### Records supplied

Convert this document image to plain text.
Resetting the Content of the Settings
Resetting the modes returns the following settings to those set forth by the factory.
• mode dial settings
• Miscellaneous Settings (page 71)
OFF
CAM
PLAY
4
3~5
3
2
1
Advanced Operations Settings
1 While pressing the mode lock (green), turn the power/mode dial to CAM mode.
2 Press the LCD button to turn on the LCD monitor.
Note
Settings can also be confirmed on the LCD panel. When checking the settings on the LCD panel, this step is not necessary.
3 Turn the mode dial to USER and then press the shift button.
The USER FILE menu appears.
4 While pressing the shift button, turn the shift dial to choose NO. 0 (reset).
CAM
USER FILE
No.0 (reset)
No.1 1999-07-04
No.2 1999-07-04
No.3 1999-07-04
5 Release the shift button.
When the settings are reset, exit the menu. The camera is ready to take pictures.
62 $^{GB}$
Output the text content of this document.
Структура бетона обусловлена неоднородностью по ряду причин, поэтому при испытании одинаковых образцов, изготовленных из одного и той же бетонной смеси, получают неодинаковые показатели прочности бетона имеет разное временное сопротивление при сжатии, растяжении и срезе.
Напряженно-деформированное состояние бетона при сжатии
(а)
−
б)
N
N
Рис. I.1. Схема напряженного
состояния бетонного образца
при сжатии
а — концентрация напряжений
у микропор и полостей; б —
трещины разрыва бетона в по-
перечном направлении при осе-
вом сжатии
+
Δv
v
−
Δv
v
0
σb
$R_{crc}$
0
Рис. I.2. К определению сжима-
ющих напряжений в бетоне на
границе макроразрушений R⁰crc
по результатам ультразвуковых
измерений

### What the exercise asks
Go back to the data above and please quote exactly, and only, the lines from the line with "Output the text content of this document." through its last line.

### Written solution
Output the text content of this document.
Структура бетона обусловлена неоднородностью по ряду причин, поэтому при испытании одинаковых образцов, изготовленных из одного и той же бетонной смеси, получают неодинаковые показатели прочности бетона имеет разное временное сопротивление при сжатии, растяжении и срезе.
Напряженно-деформированное состояние бетона при сжатии
(а)
−
б)
N
N
Рис. I.1. Схема напряженного
состояния бетонного образца
при сжатии
а — концентрация напряжений
у микропор и полостей; б —
трещины разрыва бетона в по-
перечном направлении при осе-
вом сжатии
+
Δv
v
−
Δv
v
0
σb
$R_{crc}$
0
Рис. I.2. К определению сжима-
ющих напряжений в бетоне на
границе макроразрушений R⁰crc
по результатам ультразвуковых
измерений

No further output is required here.